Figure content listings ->
============

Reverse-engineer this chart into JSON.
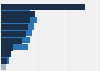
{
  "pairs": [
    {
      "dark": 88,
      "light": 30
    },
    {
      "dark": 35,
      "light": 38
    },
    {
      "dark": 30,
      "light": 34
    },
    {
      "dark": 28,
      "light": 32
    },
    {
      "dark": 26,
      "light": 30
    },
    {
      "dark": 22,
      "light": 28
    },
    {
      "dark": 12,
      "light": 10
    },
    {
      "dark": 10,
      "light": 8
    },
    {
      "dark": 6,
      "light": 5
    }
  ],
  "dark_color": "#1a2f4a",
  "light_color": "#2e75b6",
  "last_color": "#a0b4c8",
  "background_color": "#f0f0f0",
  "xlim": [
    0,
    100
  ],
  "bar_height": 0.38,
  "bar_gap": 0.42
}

============

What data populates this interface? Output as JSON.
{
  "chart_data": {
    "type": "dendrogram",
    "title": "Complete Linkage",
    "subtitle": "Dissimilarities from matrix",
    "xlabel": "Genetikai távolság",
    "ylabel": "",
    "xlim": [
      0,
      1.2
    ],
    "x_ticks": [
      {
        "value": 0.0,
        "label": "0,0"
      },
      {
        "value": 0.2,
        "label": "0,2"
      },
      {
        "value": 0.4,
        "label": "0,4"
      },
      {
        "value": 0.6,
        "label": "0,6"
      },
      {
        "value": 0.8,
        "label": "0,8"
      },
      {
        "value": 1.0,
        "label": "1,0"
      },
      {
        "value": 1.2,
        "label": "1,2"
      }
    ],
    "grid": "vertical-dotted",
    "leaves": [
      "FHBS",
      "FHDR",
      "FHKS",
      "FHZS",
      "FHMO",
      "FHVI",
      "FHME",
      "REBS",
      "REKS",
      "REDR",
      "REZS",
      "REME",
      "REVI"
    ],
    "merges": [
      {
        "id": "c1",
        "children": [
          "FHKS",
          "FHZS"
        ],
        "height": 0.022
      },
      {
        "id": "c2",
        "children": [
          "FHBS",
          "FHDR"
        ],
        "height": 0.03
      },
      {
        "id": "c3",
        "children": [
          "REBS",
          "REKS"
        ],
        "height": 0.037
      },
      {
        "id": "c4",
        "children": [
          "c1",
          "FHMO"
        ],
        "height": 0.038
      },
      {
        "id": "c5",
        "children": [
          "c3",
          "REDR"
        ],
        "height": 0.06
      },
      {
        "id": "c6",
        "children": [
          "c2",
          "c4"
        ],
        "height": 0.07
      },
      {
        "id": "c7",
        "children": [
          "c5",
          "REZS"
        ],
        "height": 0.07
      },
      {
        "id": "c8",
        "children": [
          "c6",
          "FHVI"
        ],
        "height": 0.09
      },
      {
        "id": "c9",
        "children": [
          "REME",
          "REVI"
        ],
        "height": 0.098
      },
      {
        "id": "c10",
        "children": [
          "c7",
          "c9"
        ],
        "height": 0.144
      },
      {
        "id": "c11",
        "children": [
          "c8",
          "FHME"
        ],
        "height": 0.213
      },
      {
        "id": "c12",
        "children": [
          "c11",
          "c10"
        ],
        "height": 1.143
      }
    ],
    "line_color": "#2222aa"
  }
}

============

What you should do -> Find every line in the records above that holds the word "this", and copy each one.

Exercise answer ->
Reverse-engineer this chart into JSON.
What data populates this interface? Output as JSON.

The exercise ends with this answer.